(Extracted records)
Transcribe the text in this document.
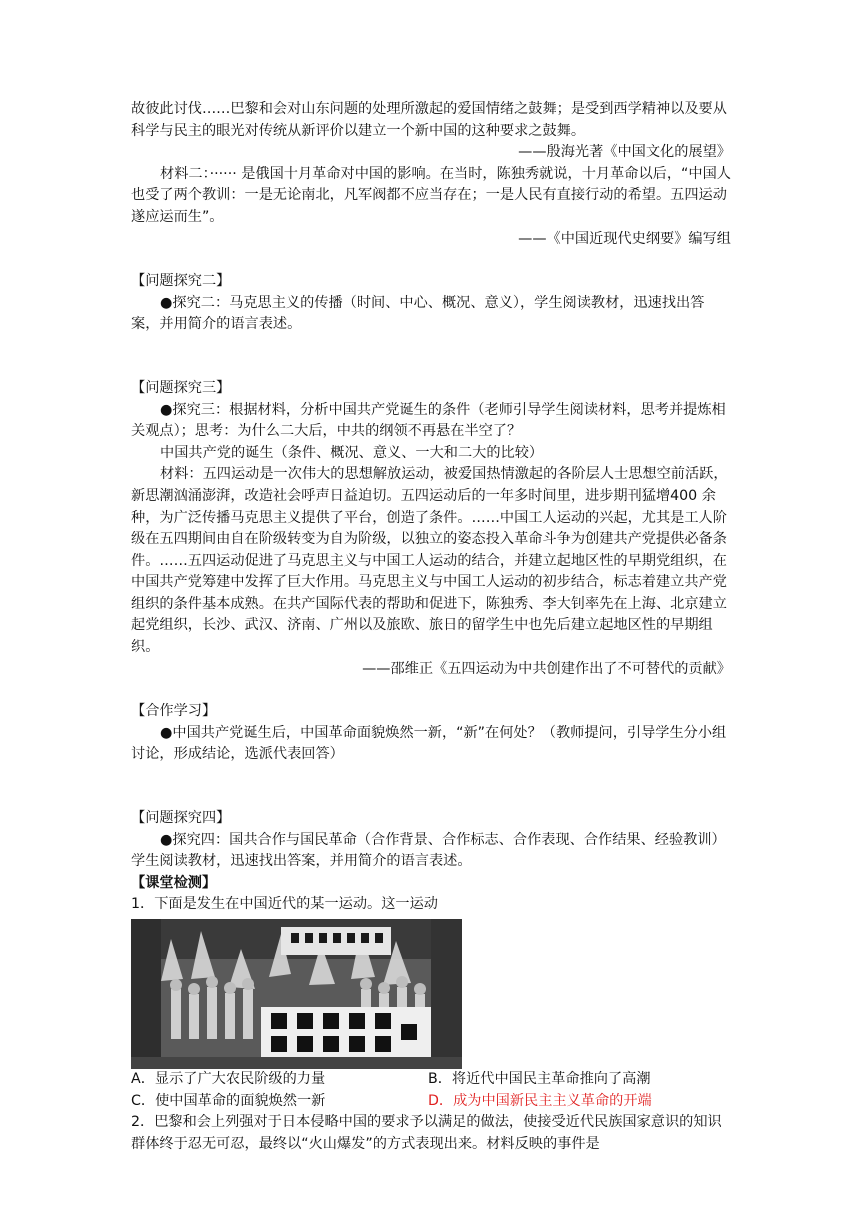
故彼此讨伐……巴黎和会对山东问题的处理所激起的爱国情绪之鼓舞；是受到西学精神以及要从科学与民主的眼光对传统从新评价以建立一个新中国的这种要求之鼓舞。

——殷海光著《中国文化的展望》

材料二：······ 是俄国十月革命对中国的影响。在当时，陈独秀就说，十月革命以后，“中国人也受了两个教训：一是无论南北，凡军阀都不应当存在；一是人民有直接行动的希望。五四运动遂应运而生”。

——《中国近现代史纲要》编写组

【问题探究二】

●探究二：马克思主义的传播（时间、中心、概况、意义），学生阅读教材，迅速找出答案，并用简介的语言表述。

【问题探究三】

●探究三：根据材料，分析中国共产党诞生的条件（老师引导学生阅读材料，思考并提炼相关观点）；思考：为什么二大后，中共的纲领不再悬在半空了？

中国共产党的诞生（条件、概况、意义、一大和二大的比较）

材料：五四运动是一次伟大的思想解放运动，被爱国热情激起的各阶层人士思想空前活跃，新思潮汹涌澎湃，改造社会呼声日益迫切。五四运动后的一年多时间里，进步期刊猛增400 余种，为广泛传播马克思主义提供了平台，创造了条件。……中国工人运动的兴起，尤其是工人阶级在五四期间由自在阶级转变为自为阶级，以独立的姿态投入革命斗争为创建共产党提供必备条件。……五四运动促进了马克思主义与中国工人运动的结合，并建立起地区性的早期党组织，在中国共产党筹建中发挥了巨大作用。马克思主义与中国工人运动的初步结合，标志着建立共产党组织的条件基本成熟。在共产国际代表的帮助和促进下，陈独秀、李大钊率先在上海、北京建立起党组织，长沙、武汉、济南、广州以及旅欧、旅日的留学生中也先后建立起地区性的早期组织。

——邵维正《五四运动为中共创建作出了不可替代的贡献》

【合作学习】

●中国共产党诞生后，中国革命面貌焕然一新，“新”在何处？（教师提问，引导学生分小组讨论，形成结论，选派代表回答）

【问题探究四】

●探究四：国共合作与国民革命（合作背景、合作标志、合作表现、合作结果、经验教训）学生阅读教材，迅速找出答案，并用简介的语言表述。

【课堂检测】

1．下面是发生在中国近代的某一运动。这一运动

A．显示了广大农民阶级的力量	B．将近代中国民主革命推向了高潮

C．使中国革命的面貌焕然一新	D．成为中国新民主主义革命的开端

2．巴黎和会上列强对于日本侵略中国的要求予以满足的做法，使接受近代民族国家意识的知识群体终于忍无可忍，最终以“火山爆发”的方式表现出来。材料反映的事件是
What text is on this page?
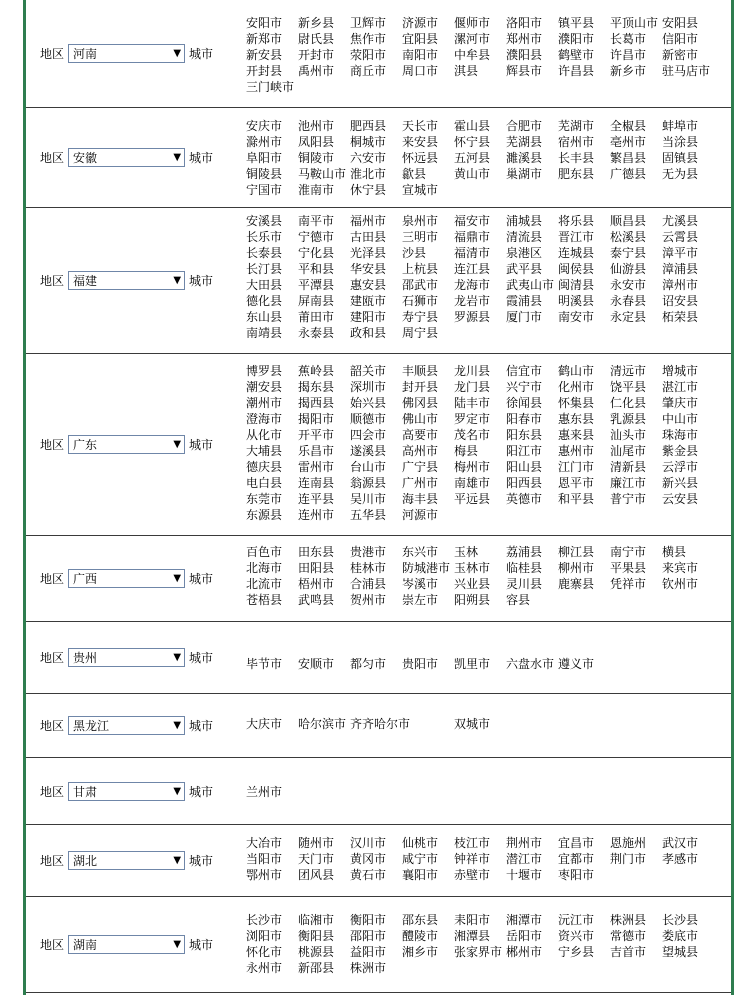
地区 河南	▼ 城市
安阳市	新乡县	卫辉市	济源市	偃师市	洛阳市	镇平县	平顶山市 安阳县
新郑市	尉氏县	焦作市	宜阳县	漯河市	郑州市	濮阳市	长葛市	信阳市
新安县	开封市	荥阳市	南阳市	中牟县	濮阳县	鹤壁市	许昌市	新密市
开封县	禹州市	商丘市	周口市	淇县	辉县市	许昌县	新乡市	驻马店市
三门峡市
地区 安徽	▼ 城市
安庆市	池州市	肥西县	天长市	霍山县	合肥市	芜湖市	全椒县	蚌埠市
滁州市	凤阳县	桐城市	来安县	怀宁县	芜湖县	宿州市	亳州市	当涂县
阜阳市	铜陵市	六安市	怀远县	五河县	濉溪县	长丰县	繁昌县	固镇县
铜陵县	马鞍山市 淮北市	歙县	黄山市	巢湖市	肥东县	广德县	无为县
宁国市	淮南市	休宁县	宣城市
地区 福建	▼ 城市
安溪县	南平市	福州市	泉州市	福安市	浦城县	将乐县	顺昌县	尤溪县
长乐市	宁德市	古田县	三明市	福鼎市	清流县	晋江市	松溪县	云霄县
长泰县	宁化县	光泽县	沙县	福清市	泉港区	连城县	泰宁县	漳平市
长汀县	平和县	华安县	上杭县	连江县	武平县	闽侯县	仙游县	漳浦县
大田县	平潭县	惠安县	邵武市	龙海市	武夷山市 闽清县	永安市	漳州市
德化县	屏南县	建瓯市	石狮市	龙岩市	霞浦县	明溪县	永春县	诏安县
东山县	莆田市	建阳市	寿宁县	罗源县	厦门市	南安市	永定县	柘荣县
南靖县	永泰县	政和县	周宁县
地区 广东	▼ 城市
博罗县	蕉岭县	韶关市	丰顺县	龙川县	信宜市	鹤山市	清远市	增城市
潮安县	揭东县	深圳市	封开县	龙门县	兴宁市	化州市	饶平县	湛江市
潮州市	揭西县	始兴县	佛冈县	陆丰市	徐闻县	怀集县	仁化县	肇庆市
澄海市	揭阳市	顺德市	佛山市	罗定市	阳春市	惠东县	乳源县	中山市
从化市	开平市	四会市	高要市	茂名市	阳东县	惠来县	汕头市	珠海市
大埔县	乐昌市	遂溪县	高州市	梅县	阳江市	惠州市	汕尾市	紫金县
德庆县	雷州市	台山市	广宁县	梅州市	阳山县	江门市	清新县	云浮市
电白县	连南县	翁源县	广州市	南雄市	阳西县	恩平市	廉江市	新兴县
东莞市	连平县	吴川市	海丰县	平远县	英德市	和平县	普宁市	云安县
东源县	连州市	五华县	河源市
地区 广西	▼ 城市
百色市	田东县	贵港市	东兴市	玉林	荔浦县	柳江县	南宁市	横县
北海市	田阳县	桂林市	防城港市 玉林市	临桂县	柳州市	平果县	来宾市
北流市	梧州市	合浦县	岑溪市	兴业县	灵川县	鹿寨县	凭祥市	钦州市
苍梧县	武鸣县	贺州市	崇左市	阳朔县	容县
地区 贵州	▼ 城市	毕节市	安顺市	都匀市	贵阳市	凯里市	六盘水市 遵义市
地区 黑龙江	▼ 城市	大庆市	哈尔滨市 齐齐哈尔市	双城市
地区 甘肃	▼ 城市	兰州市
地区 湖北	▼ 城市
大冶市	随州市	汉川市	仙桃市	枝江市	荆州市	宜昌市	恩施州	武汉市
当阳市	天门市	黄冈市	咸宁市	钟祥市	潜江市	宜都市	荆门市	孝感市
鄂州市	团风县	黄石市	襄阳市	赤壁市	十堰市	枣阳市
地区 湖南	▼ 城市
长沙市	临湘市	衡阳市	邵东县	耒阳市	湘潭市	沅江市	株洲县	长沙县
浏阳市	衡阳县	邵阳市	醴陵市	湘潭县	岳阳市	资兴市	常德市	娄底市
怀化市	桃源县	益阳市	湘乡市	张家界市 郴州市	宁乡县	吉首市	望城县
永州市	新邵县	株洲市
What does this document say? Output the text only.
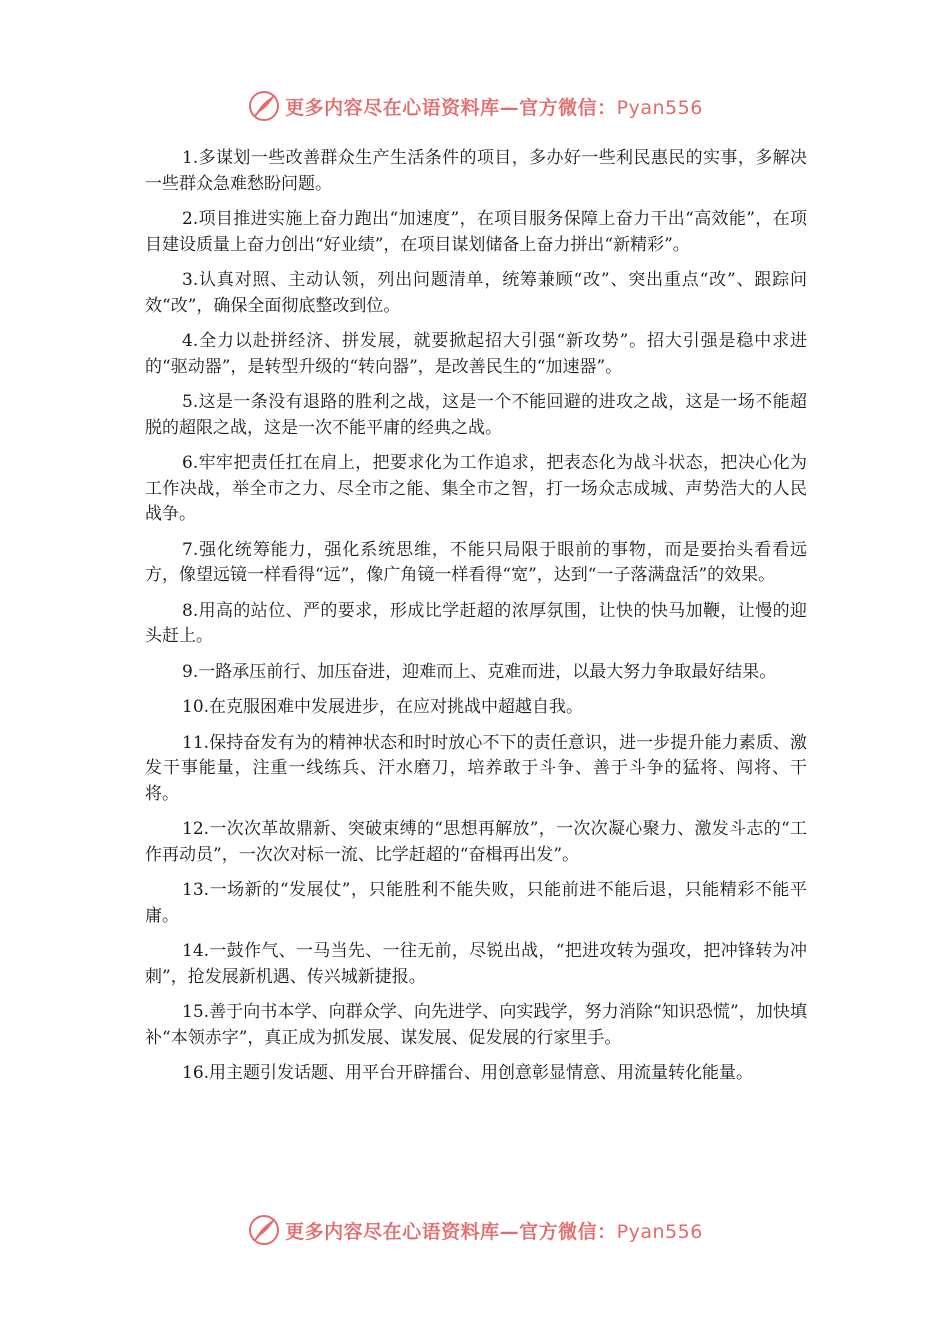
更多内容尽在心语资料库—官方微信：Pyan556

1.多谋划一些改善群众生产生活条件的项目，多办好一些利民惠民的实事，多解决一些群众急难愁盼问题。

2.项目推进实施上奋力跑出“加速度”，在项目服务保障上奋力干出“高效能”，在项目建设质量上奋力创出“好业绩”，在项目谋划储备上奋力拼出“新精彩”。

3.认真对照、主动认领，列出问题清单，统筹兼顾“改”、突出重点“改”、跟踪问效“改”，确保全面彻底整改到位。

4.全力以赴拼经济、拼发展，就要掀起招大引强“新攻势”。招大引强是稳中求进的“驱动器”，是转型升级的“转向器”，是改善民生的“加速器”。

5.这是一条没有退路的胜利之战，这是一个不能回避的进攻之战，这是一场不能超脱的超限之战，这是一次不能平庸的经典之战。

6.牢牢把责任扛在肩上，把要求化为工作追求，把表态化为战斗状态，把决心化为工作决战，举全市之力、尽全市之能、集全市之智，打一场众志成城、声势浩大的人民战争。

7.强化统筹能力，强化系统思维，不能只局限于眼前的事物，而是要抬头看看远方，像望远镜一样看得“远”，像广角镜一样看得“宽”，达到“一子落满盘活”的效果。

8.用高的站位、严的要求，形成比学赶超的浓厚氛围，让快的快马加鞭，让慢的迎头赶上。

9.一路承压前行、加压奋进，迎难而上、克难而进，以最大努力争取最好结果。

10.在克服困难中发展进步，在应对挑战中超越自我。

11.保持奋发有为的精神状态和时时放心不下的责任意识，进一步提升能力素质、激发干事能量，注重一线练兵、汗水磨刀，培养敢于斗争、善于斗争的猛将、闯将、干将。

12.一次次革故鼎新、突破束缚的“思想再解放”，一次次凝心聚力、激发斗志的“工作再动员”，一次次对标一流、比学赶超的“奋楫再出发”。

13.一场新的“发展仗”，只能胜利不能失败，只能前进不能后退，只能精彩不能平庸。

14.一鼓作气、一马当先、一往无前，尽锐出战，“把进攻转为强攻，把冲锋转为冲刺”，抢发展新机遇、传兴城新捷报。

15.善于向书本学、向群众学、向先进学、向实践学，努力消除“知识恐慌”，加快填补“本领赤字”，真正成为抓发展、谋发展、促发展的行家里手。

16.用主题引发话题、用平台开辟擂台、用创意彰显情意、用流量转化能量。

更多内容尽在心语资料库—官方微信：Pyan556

_Exercise description_
From the entries above, copy every line that holds the word "学生阅读教材".

_In response_
●探究二：马克思主义的传播（时间、中心、概况、意义），学生阅读教材，迅速找出答案，并用简介的语言表述。
●探究四：国共合作与国民革命（合作背景、合作标志、合作表现、合作结果、经验教训）学生阅读教材，迅速找出答案，并用简介的语言表述。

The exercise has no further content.